Problem details: Report each line of the data that has "text" somewhere in it.

____

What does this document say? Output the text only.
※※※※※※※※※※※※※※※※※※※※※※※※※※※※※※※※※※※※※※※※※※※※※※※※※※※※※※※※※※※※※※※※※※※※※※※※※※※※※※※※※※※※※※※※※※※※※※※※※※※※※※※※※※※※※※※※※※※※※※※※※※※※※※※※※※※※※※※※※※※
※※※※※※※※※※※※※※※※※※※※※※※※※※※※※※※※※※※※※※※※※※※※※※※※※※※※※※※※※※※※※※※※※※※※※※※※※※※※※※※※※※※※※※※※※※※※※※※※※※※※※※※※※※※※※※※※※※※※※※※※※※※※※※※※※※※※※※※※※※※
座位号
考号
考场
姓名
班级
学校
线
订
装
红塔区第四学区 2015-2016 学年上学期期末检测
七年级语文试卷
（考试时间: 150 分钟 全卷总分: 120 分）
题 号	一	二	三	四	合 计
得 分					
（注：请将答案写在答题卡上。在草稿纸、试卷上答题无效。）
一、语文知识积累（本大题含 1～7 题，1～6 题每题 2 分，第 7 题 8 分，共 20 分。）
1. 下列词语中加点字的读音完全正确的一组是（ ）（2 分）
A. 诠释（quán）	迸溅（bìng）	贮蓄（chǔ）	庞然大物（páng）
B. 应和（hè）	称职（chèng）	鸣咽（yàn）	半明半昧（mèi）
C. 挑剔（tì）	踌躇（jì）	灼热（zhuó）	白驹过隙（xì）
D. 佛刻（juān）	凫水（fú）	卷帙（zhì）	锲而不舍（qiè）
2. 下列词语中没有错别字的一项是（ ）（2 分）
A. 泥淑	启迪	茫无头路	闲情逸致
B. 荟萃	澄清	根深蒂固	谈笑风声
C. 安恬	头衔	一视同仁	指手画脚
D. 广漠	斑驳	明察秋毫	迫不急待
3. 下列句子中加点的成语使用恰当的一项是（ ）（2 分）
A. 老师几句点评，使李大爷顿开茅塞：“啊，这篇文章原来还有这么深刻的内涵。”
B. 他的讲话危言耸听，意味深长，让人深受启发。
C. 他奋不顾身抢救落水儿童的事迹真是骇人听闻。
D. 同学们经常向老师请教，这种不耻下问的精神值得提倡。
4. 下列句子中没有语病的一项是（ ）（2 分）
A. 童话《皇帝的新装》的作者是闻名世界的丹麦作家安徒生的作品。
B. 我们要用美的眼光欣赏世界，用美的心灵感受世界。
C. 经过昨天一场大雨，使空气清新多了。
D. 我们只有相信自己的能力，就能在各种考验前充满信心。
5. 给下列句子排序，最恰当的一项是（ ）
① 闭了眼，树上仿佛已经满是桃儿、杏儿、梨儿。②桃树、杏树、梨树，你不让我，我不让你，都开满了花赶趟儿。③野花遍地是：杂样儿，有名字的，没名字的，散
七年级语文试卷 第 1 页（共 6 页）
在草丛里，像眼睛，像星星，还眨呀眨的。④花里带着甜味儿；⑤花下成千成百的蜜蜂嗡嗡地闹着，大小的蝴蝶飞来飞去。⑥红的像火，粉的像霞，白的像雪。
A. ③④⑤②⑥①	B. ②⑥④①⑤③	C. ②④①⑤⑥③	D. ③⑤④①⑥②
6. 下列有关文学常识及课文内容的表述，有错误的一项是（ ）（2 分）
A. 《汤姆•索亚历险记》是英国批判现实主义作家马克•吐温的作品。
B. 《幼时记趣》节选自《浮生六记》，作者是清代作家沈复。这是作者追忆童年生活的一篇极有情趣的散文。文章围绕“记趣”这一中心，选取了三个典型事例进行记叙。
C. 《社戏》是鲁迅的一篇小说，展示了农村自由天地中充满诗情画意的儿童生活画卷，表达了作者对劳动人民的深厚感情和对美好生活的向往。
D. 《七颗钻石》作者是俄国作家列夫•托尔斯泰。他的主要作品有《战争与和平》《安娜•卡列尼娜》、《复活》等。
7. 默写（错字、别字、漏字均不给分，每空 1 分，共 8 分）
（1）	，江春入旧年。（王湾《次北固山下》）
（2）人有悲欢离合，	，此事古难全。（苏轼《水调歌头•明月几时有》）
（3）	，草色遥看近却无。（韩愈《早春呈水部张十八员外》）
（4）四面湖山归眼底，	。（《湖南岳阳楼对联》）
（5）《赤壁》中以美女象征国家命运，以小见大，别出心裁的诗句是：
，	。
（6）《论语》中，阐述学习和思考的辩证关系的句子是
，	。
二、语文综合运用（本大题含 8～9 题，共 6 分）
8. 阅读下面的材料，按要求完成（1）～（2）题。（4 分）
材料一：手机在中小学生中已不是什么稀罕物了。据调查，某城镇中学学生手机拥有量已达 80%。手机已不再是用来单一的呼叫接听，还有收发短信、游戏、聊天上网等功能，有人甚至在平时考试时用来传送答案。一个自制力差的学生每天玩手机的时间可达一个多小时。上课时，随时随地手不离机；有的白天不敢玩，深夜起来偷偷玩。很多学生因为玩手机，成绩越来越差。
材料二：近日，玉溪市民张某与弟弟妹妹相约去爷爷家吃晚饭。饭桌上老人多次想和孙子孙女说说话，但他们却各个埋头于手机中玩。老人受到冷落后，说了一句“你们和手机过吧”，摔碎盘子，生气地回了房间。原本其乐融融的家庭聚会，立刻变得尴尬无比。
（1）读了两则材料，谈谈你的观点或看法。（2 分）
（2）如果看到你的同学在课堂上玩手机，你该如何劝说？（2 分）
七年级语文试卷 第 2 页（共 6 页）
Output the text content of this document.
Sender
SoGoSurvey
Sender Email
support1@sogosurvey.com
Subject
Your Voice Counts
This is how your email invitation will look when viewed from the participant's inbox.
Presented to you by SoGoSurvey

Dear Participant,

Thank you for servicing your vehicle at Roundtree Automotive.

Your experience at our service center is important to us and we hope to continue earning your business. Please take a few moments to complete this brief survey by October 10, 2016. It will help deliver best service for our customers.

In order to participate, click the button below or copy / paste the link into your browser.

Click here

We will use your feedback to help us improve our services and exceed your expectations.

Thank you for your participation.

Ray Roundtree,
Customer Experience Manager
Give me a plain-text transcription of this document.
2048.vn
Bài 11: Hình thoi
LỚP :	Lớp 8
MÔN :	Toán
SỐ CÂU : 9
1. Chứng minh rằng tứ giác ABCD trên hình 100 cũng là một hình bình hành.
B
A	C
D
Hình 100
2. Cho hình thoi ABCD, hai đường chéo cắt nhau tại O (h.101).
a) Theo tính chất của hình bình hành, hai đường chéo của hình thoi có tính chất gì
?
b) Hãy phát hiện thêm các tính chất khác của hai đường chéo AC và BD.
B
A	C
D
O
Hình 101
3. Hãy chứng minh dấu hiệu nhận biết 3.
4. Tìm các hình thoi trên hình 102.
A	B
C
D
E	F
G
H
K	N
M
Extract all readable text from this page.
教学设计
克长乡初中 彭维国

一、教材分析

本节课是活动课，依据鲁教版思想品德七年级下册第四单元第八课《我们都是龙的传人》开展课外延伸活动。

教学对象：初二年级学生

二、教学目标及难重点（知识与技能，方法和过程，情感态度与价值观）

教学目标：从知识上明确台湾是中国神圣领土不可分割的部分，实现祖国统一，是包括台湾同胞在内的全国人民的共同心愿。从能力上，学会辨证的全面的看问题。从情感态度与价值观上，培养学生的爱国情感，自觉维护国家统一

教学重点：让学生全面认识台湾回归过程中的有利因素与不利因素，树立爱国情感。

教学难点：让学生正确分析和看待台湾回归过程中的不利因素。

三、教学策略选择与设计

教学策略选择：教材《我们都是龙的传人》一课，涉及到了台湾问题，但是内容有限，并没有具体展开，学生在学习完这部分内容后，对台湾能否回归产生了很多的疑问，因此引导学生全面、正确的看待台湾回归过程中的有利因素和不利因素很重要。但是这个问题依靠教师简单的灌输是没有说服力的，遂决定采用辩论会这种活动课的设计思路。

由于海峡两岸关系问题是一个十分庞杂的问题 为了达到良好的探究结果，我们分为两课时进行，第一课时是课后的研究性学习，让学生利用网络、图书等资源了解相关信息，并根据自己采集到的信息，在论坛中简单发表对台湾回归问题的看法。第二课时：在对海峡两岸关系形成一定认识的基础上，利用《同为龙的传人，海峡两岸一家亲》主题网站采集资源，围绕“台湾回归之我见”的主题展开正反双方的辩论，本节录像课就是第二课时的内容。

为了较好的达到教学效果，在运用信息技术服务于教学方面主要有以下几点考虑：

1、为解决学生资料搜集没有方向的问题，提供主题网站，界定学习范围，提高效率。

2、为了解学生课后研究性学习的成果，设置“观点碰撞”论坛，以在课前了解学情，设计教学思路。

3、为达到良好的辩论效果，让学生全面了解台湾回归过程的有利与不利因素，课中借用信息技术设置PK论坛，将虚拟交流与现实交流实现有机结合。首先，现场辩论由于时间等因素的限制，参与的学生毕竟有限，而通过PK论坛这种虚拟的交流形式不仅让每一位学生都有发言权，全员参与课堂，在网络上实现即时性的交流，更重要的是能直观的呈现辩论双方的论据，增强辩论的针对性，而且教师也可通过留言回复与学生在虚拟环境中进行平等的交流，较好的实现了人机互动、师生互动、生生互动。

____

Task result:
What does this document say? Output the text only.
Output the text content of this document.
Give me a plain-text transcription of this document.
Extract all readable text from this page.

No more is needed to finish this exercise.